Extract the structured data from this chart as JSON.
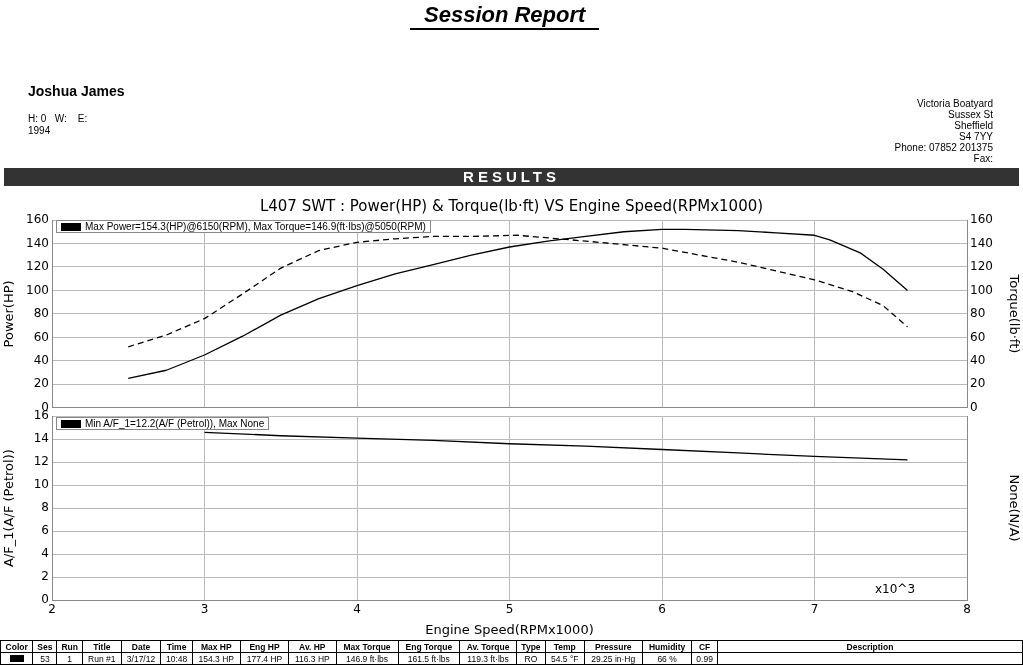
{
  "chart_data": [
    {
      "type": "line",
      "title": "L407 SWT : Power(HP) & Torque(lb·ft) VS Engine Speed(RPMx1000)",
      "ylabel": "Power(HP)",
      "y2label": "Torque(lb·ft)",
      "xlim": [
        2,
        8
      ],
      "xticks": [
        2,
        3,
        4,
        5,
        6,
        7,
        8
      ],
      "ylim": [
        0,
        160
      ],
      "yticks": [
        0,
        20,
        40,
        60,
        80,
        100,
        120,
        140,
        160
      ],
      "y2lim": [
        0,
        160
      ],
      "y2ticks": [
        0,
        20,
        40,
        60,
        80,
        100,
        120,
        140,
        160
      ],
      "tick_labels": "y",
      "grid": true,
      "legend": false,
      "marker": "none",
      "series": [
        {
          "color": "#000000",
          "line_style": "solid",
          "axis": "y",
          "x": [
            2.5,
            2.75,
            3.0,
            3.25,
            3.5,
            3.75,
            4.0,
            4.25,
            4.5,
            4.75,
            5.0,
            5.25,
            5.5,
            5.75,
            6.0,
            6.15,
            6.5,
            6.75,
            7.0,
            7.1,
            7.3,
            7.45,
            7.61
          ],
          "values": [
            25,
            32,
            45,
            61,
            79,
            93,
            104,
            114,
            122,
            130,
            137,
            142,
            146,
            150,
            152,
            152,
            151,
            149,
            147,
            143,
            132,
            118,
            100
          ]
        },
        {
          "color": "#000000",
          "line_style": "dashed",
          "axis": "y2",
          "x": [
            2.5,
            2.75,
            3.0,
            3.25,
            3.5,
            3.75,
            4.0,
            4.25,
            4.5,
            4.75,
            5.05,
            5.5,
            6.0,
            6.5,
            7.0,
            7.25,
            7.45,
            7.61
          ],
          "values": [
            52,
            62,
            76,
            97,
            119,
            134,
            141,
            144,
            146,
            146,
            147,
            142,
            136,
            124,
            109,
            99,
            87,
            69
          ]
        }
      ],
      "annotations": [
        "Session Report",
        "Joshua James",
        "H: 0   W:    E:",
        "1994",
        "Victoria Boatyard",
        "Sussex St",
        "Sheffield",
        "S4 7YY",
        "Phone: 07852 201375",
        "Fax:",
        "RESULTS",
        "Max Power=154.3(HP)@6150(RPM), Max Torque=146.9(ft·lbs)@5050(RPM)"
      ]
    },
    {
      "type": "line",
      "xlabel": "Engine Speed(RPMx1000)",
      "ylabel": "A/F_1(A/F (Petrol))",
      "y2label": "None(N/A)",
      "xlim": [
        2,
        8
      ],
      "xticks": [
        2,
        3,
        4,
        5,
        6,
        7,
        8
      ],
      "ylim": [
        0,
        16
      ],
      "yticks": [
        0,
        2,
        4,
        6,
        8,
        10,
        12,
        14,
        16
      ],
      "grid": true,
      "legend": false,
      "marker": "none",
      "series": [
        {
          "color": "#000000",
          "line_style": "solid",
          "axis": "y",
          "x": [
            3.0,
            3.5,
            4.0,
            4.5,
            5.0,
            5.5,
            6.0,
            6.5,
            7.0,
            7.61
          ],
          "values": [
            14.6,
            14.3,
            14.1,
            13.9,
            13.6,
            13.4,
            13.1,
            12.8,
            12.5,
            12.2
          ]
        }
      ],
      "annotations": [
        "Min A/F_1=12.2(A/F (Petrol)), Max None",
        "x10^3",
        "Color",
        "Ses",
        "Run",
        "Title",
        "Date",
        "Time",
        "Max HP",
        "Eng HP",
        "Av. HP",
        "Max Torque",
        "Eng Torque",
        "Av. Torque",
        "Type",
        "Temp",
        "Pressure",
        "Humidity",
        "CF",
        "Description",
        "53",
        "1",
        "Run #1",
        "3/17/12",
        "10:48",
        "154.3 HP",
        "177.4 HP",
        "116.3 HP",
        "146.9 ft·lbs",
        "161.5 ft·lbs",
        "119.3 ft·lbs",
        "RO",
        "54.5 °F",
        "29.25 in·Hg",
        "66 %",
        "0.99"
      ]
    }
  ]
}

----

**THE EXERCISE**
Say, as a number only, how many lines of the data contain "ylabel".

**RESPONSE TO THE EXERCISE**
2